— Start —

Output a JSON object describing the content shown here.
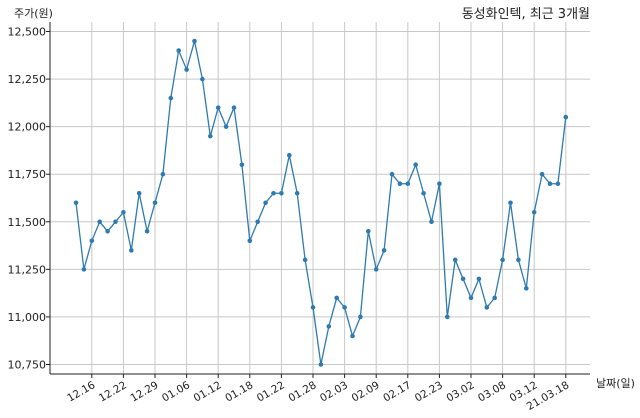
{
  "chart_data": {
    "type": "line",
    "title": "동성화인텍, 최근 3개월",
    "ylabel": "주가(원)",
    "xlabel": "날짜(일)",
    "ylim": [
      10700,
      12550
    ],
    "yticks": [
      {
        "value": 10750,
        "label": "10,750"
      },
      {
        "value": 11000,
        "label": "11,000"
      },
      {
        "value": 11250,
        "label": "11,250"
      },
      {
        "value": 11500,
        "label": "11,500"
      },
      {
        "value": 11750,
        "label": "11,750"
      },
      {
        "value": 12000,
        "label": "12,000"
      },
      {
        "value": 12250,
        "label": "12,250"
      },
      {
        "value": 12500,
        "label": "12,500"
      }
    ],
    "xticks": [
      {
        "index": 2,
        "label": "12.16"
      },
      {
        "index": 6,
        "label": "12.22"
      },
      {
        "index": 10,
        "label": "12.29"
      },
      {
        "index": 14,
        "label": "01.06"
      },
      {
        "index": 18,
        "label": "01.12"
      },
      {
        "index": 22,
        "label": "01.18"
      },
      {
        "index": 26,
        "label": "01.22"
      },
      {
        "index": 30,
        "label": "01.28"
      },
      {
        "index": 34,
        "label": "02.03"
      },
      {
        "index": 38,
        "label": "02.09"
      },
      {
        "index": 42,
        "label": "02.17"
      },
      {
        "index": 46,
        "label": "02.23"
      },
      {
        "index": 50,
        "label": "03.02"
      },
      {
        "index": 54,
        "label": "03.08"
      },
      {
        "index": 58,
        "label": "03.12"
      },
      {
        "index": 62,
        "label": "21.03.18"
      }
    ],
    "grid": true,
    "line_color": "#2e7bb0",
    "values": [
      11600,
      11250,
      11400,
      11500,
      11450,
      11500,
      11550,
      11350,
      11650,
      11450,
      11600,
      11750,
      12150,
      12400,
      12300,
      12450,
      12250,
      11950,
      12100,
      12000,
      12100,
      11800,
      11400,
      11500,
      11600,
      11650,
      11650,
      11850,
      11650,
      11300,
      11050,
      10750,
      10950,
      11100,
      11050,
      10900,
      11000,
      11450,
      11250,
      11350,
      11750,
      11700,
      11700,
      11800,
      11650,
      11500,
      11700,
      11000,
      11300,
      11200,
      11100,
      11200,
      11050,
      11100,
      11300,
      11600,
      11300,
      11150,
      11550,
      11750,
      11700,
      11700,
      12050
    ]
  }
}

— End —

## The task
Copy every record character for character. Skip the pictures.

## Output below
Output a JSON object describing the content shown here.
{
  "chart_data": {
    "type": "line",
    "title": "동성화인텍, 최근 3개월",
    "ylabel": "주가(원)",
    "xlabel": "날짜(일)",
    "ylim": [
      10700,
      12550
    ],
    "yticks": [
      {
        "value": 10750,
        "label": "10,750"
      },
      {
        "value": 11000,
        "label": "11,000"
      },
      {
        "value": 11250,
        "label": "11,250"
      },
      {
        "value": 11500,
        "label": "11,500"
      },
      {
        "value": 11750,
        "label": "11,750"
      },
      {
        "value": 12000,
        "label": "12,000"
      },
      {
        "value": 12250,
        "label": "12,250"
      },
      {
        "value": 12500,
        "label": "12,500"
      }
    ],
    "xticks": [
      {
        "index": 2,
        "label": "12.16"
      },
      {
        "index": 6,
        "label": "12.22"
      },
      {
        "index": 10,
        "label": "12.29"
      },
      {
        "index": 14,
        "label": "01.06"
      },
      {
        "index": 18,
        "label": "01.12"
      },
      {
        "index": 22,
        "label": "01.18"
      },
      {
        "index": 26,
        "label": "01.22"
      },
      {
        "index": 30,
        "label": "01.28"
      },
      {
        "index": 34,
        "label": "02.03"
      },
      {
        "index": 38,
        "label": "02.09"
      },
      {
        "index": 42,
        "label": "02.17"
      },
      {
        "index": 46,
        "label": "02.23"
      },
      {
        "index": 50,
        "label": "03.02"
      },
      {
        "index": 54,
        "label": "03.08"
      },
      {
        "index": 58,
        "label": "03.12"
      },
      {
        "index": 62,
        "label": "21.03.18"
      }
    ],
    "grid": true,
    "line_color": "#2e7bb0",
    "values": [
      11600,
      11250,
      11400,
      11500,
      11450,
      11500,
      11550,
      11350,
      11650,
      11450,
      11600,
      11750,
      12150,
      12400,
      12300,
      12450,
      12250,
      11950,
      12100,
      12000,
      12100,
      11800,
      11400,
      11500,
      11600,
      11650,
      11650,
      11850,
      11650,
      11300,
      11050,
      10750,
      10950,
      11100,
      11050,
      10900,
      11000,
      11450,
      11250,
      11350,
      11750,
      11700,
      11700,
      11800,
      11650,
      11500,
      11700,
      11000,
      11300,
      11200,
      11100,
      11200,
      11050,
      11100,
      11300,
      11600,
      11300,
      11150,
      11550,
      11750,
      11700,
      11700,
      12050
    ]
  }
}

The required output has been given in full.